EXERCISE DETAILS
Format every line of the records below as a Markdown table with two columns, Row for the row number and Line for the line itself. Omit blank lines.

___

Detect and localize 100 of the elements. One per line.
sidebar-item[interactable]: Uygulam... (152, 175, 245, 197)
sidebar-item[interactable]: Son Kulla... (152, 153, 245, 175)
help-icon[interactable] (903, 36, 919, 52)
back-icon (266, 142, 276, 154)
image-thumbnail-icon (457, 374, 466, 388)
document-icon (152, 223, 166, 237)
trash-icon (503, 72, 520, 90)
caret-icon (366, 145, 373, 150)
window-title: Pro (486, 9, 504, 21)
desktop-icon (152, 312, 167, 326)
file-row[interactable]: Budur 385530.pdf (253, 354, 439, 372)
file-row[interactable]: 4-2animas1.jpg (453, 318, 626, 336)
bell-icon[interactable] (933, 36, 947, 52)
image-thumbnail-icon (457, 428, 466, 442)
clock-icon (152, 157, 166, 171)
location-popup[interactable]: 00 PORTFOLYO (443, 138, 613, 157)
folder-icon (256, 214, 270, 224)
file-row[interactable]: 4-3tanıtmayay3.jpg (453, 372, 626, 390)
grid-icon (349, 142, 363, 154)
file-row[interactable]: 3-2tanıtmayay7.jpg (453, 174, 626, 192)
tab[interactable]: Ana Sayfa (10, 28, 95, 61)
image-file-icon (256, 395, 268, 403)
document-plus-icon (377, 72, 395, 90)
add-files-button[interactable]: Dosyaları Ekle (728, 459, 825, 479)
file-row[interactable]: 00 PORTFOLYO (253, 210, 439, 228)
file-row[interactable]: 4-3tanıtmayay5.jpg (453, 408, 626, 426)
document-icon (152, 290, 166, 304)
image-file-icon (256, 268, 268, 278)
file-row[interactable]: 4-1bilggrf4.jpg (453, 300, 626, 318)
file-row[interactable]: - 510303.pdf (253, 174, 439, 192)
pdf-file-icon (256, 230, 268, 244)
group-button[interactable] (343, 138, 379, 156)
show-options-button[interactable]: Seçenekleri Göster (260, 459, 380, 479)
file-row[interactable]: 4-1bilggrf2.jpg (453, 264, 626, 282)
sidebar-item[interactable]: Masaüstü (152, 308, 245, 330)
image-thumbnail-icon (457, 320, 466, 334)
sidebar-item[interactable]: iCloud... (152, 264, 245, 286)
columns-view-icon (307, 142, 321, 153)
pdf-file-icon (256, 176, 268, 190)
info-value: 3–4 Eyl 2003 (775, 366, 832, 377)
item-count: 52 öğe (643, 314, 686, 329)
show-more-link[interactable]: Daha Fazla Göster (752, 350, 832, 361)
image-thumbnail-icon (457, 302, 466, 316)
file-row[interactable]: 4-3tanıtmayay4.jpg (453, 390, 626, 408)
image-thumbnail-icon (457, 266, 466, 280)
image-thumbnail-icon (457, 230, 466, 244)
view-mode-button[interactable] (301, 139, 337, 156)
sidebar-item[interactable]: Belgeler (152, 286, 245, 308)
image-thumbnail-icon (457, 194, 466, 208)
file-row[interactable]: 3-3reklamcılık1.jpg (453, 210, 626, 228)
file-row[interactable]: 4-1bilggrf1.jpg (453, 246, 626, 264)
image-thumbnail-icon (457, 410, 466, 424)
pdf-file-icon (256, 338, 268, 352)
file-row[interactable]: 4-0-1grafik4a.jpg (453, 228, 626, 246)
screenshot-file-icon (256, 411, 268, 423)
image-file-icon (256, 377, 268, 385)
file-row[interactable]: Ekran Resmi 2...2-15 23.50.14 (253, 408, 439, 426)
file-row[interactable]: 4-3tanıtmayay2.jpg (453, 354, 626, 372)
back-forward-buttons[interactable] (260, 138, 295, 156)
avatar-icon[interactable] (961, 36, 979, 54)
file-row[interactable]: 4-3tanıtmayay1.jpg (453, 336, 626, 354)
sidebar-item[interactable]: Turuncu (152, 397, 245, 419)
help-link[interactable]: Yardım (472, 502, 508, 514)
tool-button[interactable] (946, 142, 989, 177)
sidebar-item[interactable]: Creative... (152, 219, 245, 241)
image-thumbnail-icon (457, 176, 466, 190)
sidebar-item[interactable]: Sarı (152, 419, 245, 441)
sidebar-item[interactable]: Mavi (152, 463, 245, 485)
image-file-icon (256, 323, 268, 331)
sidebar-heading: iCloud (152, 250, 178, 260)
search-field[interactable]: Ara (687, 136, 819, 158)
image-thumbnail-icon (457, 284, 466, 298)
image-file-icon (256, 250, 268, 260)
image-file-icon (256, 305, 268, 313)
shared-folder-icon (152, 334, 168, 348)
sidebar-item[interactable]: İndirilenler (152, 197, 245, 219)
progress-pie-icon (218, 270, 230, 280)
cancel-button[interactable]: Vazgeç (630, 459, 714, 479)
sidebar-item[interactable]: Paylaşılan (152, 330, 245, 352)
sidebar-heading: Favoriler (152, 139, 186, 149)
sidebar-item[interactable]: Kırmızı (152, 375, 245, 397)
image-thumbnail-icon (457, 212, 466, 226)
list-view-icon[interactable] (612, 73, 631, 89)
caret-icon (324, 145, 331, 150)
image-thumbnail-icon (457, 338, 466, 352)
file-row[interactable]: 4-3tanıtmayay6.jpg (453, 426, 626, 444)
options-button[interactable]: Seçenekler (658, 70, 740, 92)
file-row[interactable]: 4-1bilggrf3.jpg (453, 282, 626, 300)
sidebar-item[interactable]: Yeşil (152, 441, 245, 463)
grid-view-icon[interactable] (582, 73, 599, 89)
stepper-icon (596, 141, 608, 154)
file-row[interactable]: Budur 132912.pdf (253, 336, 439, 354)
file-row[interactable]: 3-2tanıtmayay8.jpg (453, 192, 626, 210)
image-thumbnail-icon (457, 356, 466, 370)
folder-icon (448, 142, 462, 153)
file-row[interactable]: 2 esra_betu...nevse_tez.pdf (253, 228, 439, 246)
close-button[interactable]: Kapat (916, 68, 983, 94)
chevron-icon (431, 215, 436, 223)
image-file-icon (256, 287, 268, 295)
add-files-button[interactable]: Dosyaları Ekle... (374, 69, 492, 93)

___

WORKED SOLUTION
| Row | Line |
|---|---|
| 1 | Detect and localize 100 of the elements. One per line. |
| 2 | sidebar-item[interactable]: Uygulam... (152, 175, 245, 197) |
| 3 | sidebar-item[interactable]: Son Kulla... (152, 153, 245, 175) |
| 4 | help-icon[interactable] (903, 36, 919, 52) |
| 5 | back-icon (266, 142, 276, 154) |
| 6 | image-thumbnail-icon (457, 374, 466, 388) |
| 7 | document-icon (152, 223, 166, 237) |
| 8 | trash-icon (503, 72, 520, 90) |
| 9 | caret-icon (366, 145, 373, 150) |
| 10 | window-title: Pro (486, 9, 504, 21) |
| 11 | desktop-icon (152, 312, 167, 326) |
| 12 | file-row[interactable]: Budur 385530.pdf (253, 354, 439, 372) |
| 13 | file-row[interactable]: 4-2animas1.jpg (453, 318, 626, 336) |
| 14 | bell-icon[interactable] (933, 36, 947, 52) |
| 15 | image-thumbnail-icon (457, 428, 466, 442) |
| 16 | clock-icon (152, 157, 166, 171) |
| 17 | location-popup[interactable]: 00 PORTFOLYO (443, 138, 613, 157) |
| 18 | folder-icon (256, 214, 270, 224) |
| 19 | file-row[interactable]: 4-3tanıtmayay3.jpg (453, 372, 626, 390) |
| 20 | grid-icon (349, 142, 363, 154) |
| 21 | file-row[interactable]: 3-2tanıtmayay7.jpg (453, 174, 626, 192) |
| 22 | tab[interactable]: Ana Sayfa (10, 28, 95, 61) |
| 23 | image-file-icon (256, 395, 268, 403) |
| 24 | document-plus-icon (377, 72, 395, 90) |
| 25 | add-files-button[interactable]: Dosyaları Ekle (728, 459, 825, 479) |
| 26 | file-row[interactable]: 00 PORTFOLYO (253, 210, 439, 228) |
| 27 | file-row[interactable]: 4-3tanıtmayay5.jpg (453, 408, 626, 426) |
| 28 | document-icon (152, 290, 166, 304) |
| 29 | image-file-icon (256, 268, 268, 278) |
| 30 | file-row[interactable]: 4-1bilggrf4.jpg (453, 300, 626, 318) |
| 31 | file-row[interactable]: - 510303.pdf (253, 174, 439, 192) |
| 32 | pdf-file-icon (256, 230, 268, 244) |
| 33 | group-button[interactable] (343, 138, 379, 156) |
| 34 | show-options-button[interactable]: Seçenekleri Göster (260, 459, 380, 479) |
| 35 | file-row[interactable]: 4-1bilggrf2.jpg (453, 264, 626, 282) |
| 36 | sidebar-item[interactable]: Masaüstü (152, 308, 245, 330) |
| 37 | image-thumbnail-icon (457, 320, 466, 334) |
| 38 | sidebar-item[interactable]: iCloud... (152, 264, 245, 286) |
| 39 | columns-view-icon (307, 142, 321, 153) |
| 40 | pdf-file-icon (256, 176, 268, 190) |
| 41 | info-value: 3–4 Eyl 2003 (775, 366, 832, 377) |
| 42 | item-count: 52 öğe (643, 314, 686, 329) |
| 43 | show-more-link[interactable]: Daha Fazla Göster (752, 350, 832, 361) |
| 44 | image-thumbnail-icon (457, 302, 466, 316) |
| 45 | file-row[interactable]: 4-3tanıtmayay4.jpg (453, 390, 626, 408) |
| 46 | image-thumbnail-icon (457, 266, 466, 280) |
| 47 | image-thumbnail-icon (457, 230, 466, 244) |
| 48 | view-mode-button[interactable] (301, 139, 337, 156) |
| 49 | sidebar-item[interactable]: Belgeler (152, 286, 245, 308) |
| 50 | image-thumbnail-icon (457, 194, 466, 208) |
| 51 | file-row[interactable]: 3-3reklamcılık1.jpg (453, 210, 626, 228) |
| 52 | file-row[interactable]: 4-1bilggrf1.jpg (453, 246, 626, 264) |
| 53 | image-thumbnail-icon (457, 410, 466, 424) |
| 54 | pdf-file-icon (256, 338, 268, 352) |
| 55 | file-row[interactable]: 4-0-1grafik4a.jpg (453, 228, 626, 246) |
| 56 | screenshot-file-icon (256, 411, 268, 423) |
| 57 | image-file-icon (256, 377, 268, 385) |
| 58 | file-row[interactable]: Ekran Resmi 2...2-15 23.50.14 (253, 408, 439, 426) |
| 59 | file-row[interactable]: 4-3tanıtmayay2.jpg (453, 354, 626, 372) |
| 60 | back-forward-buttons[interactable] (260, 138, 295, 156) |
| 61 | avatar-icon[interactable] (961, 36, 979, 54) |
| 62 | file-row[interactable]: 4-3tanıtmayay1.jpg (453, 336, 626, 354) |
| 63 | sidebar-item[interactable]: Turuncu (152, 397, 245, 419) |
| 64 | help-link[interactable]: Yardım (472, 502, 508, 514) |
| 65 | tool-button[interactable] (946, 142, 989, 177) |
| 66 | sidebar-item[interactable]: Creative... (152, 219, 245, 241) |
| 67 | image-thumbnail-icon (457, 176, 466, 190) |
| 68 | sidebar-item[interactable]: Sarı (152, 419, 245, 441) |
| 69 | sidebar-item[interactable]: Mavi (152, 463, 245, 485) |
| 70 | image-file-icon (256, 323, 268, 331) |
| 71 | sidebar-heading: iCloud (152, 250, 178, 260) |
| 72 | search-field[interactable]: Ara (687, 136, 819, 158) |
| 73 | image-thumbnail-icon (457, 284, 466, 298) |
| 74 | image-file-icon (256, 250, 268, 260) |
| 75 | image-file-icon (256, 305, 268, 313) |
| 76 | shared-folder-icon (152, 334, 168, 348) |
| 77 | sidebar-item[interactable]: İndirilenler (152, 197, 245, 219) |
| 78 | progress-pie-icon (218, 270, 230, 280) |
| 79 | cancel-button[interactable]: Vazgeç (630, 459, 714, 479) |
| 80 | sidebar-item[interactable]: Paylaşılan (152, 330, 245, 352) |
| 81 | sidebar-heading: Favoriler (152, 139, 186, 149) |
| 82 | sidebar-item[interactable]: Kırmızı (152, 375, 245, 397) |
| 83 | image-thumbnail-icon (457, 212, 466, 226) |
| 84 | list-view-icon[interactable] (612, 73, 631, 89) |
| 85 | caret-icon (324, 145, 331, 150) |
| 86 | image-thumbnail-icon (457, 338, 466, 352) |
| 87 | file-row[interactable]: 4-3tanıtmayay6.jpg (453, 426, 626, 444) |
| 88 | options-button[interactable]: Seçenekler (658, 70, 740, 92) |
| 89 | file-row[interactable]: 4-1bilggrf3.jpg (453, 282, 626, 300) |
| 90 | sidebar-item[interactable]: Yeşil (152, 441, 245, 463) |
| 91 | grid-view-icon[interactable] (582, 73, 599, 89) |
| 92 | stepper-icon (596, 141, 608, 154) |
| 93 | file-row[interactable]: Budur 132912.pdf (253, 336, 439, 354) |
| 94 | file-row[interactable]: 3-2tanıtmayay8.jpg (453, 192, 626, 210) |
| 95 | image-thumbnail-icon (457, 356, 466, 370) |
| 96 | folder-icon (448, 142, 462, 153) |
| 97 | file-row[interactable]: 2 esra_betu...nevse_tez.pdf (253, 228, 439, 246) |
| 98 | close-button[interactable]: Kapat (916, 68, 983, 94) |
| 99 | chevron-icon (431, 215, 436, 223) |
| 100 | image-file-icon (256, 287, 268, 295) |
| 101 | add-files-button[interactable]: Dosyaları Ekle... (374, 69, 492, 93) |